• **Task to complete**: Extract the records below word for word and ignore the images.

--- Data rows ---

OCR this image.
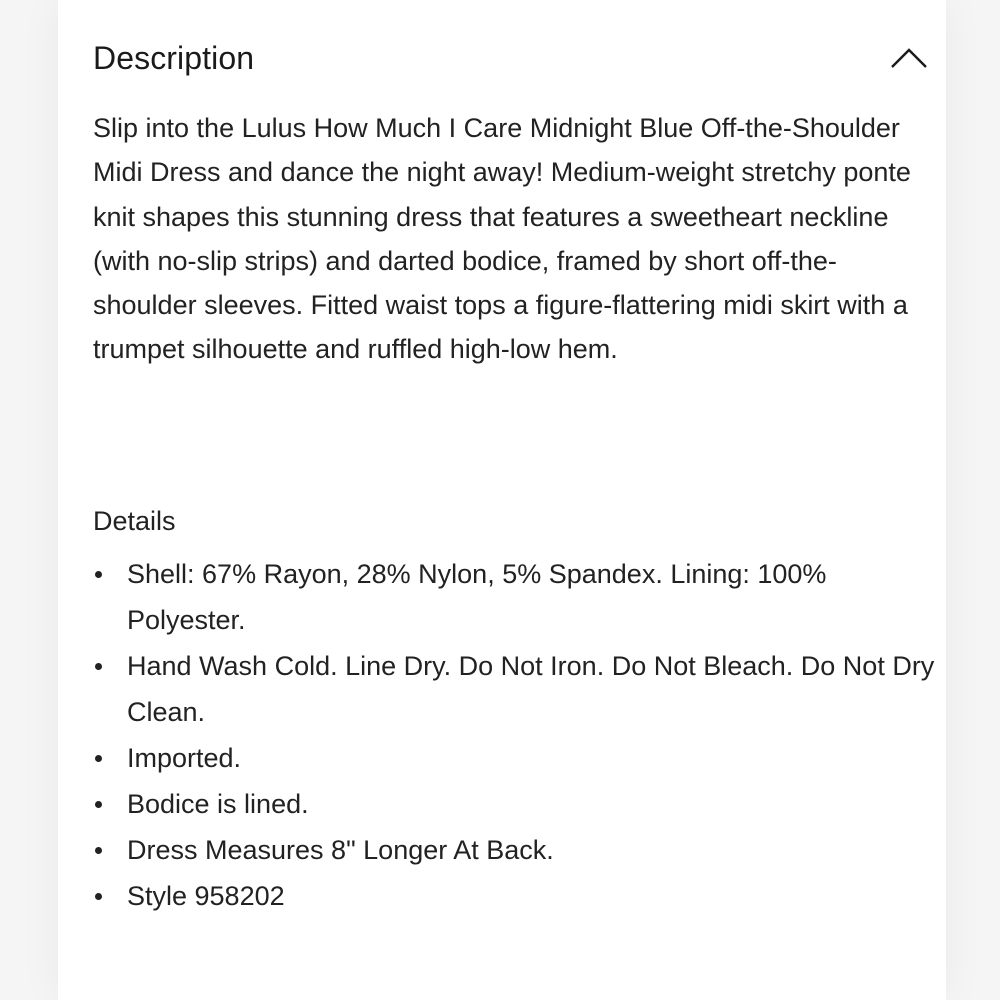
Description

Slip into the Lulus How Much I Care Midnight Blue Off-the-Shoulder Midi Dress and dance the night away! Medium-weight stretchy ponte knit shapes this stunning dress that features a sweetheart neckline (with no-slip strips) and darted bodice, framed by short off-the-shoulder sleeves. Fitted waist tops a figure-flattering midi skirt with a trumpet silhouette and ruffled high-low hem.

Details
Shell: 67% Rayon, 28% Nylon, 5% Spandex. Lining: 100% Polyester.
Hand Wash Cold. Line Dry. Do Not Iron. Do Not Bleach. Do Not Dry Clean.
Imported.
Bodice is lined.
Dress Measures 8" Longer At Back.
Style 958202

---

• **Output below**:
OCR this image.
Description

Slip into the Lulus How Much I Care Midnight Blue Off-the-Shoulder Midi Dress and dance the night away! Medium-weight stretchy ponte knit shapes this stunning dress that features a sweetheart neckline (with no-slip strips) and darted bodice, framed by short off-the-shoulder sleeves. Fitted waist tops a figure-flattering midi skirt with a trumpet silhouette and ruffled high-low hem.

Details
Shell: 67% Rayon, 28% Nylon, 5% Spandex. Lining: 100% Polyester.
Hand Wash Cold. Line Dry. Do Not Iron. Do Not Bleach. Do Not Dry Clean.
Imported.
Bodice is lined.
Dress Measures 8" Longer At Back.
Style 958202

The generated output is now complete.